§ Task
For each line of the data below, copy it if it holds the word "parte".

§ Record set
BEGIN

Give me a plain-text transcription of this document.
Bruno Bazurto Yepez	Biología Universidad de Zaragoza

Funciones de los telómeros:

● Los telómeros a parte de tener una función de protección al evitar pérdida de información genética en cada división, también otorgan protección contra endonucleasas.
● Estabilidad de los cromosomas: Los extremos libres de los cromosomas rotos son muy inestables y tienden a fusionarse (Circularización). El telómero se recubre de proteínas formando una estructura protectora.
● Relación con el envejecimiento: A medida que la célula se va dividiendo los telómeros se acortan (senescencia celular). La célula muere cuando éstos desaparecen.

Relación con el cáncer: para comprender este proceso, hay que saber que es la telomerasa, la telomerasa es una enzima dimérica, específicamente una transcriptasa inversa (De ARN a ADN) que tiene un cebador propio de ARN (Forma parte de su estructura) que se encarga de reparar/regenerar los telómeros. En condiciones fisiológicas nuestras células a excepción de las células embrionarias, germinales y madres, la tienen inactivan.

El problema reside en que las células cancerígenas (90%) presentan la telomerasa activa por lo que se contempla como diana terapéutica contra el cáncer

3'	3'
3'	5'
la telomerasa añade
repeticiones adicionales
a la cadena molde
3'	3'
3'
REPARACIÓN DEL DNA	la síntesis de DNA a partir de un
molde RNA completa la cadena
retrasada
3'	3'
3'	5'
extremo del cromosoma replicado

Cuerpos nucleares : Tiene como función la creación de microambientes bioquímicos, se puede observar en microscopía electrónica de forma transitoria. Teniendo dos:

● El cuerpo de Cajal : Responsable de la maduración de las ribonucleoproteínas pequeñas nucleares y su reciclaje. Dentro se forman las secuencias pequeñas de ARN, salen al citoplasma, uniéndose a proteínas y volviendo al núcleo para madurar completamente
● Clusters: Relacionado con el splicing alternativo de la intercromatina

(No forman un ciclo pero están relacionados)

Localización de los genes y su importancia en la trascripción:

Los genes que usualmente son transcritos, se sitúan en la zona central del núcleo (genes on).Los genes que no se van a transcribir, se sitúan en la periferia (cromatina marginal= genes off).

END

§ Answer area
● Los telómeros a parte de tener una función de protección al evitar pérdida de información genética en cada división, también otorgan protección contra endonucleasas.
Relación con el cáncer: para comprender este proceso, hay que saber que es la telomerasa, la telomerasa es una enzima dimérica, específicamente una transcriptasa inversa (De ARN a ADN) que tiene un cebador propio de ARN (Forma parte de su estructura) que se encarga de reparar/regenerar los telómeros. En condiciones fisiológicas nuestras células a excepción de las células embrionarias, germinales y madres, la tienen inactivan.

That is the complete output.